**Goal of the exercise**
Do any lines in the data below contain "personnes"? If so, copy every one of them.

....

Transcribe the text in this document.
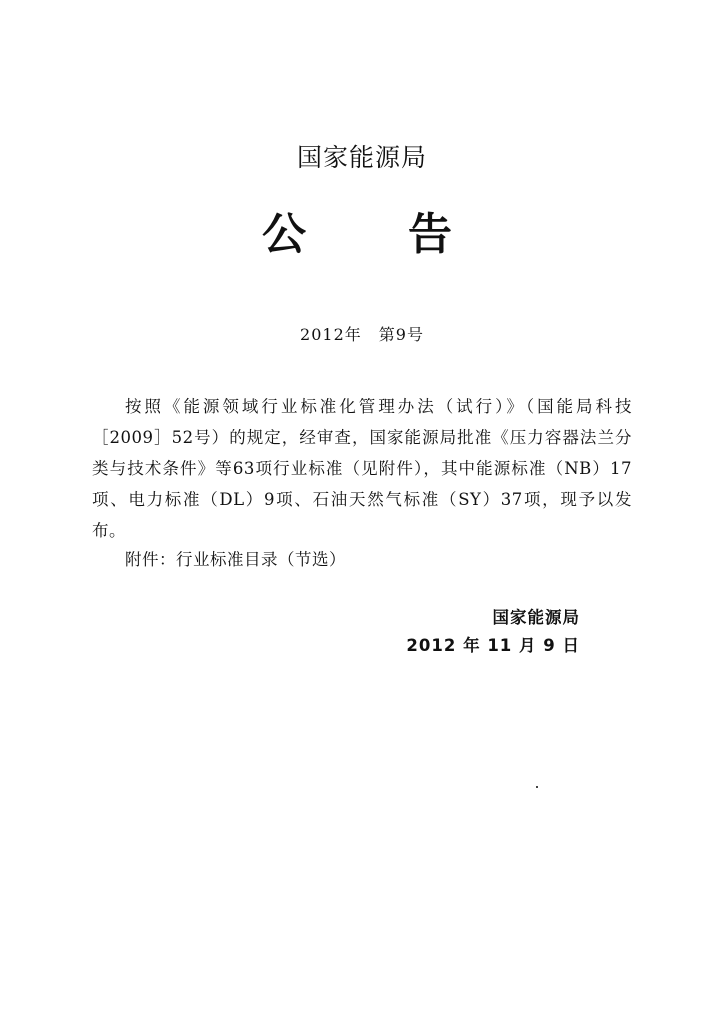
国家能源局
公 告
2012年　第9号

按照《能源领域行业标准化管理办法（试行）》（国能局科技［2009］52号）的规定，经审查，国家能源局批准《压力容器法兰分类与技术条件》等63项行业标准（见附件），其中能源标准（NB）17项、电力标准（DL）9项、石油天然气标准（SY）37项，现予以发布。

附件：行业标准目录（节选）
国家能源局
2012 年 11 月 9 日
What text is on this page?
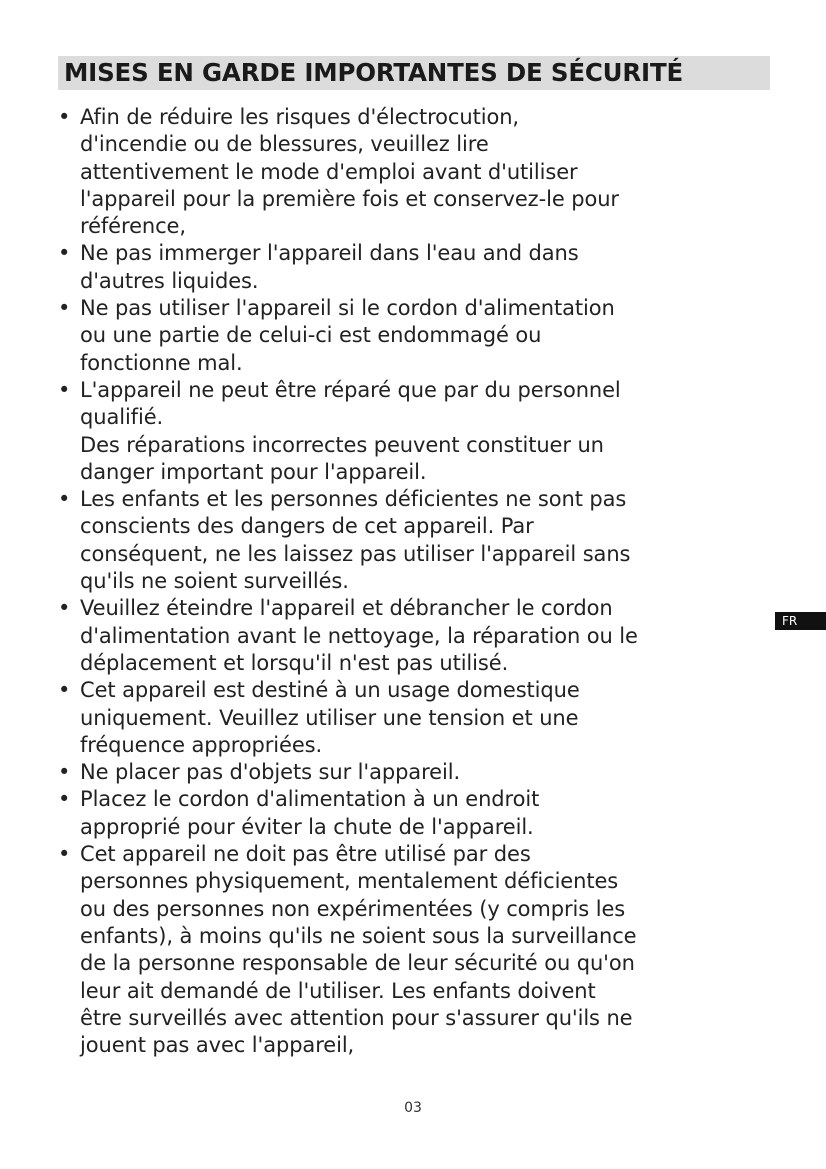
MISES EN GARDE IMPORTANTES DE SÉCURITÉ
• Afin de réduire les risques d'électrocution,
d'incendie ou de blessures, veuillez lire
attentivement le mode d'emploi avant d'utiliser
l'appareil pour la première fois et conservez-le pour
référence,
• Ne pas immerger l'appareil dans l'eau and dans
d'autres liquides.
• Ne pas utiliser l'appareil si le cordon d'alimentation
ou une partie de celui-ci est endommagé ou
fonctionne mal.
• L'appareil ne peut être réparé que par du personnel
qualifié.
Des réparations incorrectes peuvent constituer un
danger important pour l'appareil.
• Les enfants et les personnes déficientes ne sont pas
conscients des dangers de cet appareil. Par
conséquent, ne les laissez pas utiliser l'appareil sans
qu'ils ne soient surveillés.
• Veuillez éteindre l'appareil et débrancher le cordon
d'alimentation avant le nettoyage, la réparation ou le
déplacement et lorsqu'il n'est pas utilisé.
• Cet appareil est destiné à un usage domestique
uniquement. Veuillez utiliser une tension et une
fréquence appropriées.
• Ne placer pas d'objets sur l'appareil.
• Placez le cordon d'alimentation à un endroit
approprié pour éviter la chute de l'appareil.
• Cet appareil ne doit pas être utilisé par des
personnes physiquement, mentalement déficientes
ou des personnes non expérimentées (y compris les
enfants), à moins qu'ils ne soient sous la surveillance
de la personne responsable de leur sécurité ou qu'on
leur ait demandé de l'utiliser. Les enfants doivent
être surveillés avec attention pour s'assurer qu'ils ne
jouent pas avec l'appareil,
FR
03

....

**Finished answer**
• Les enfants et les personnes déficientes ne sont pas
personnes physiquement, mentalement déficientes
ou des personnes non expérimentées (y compris les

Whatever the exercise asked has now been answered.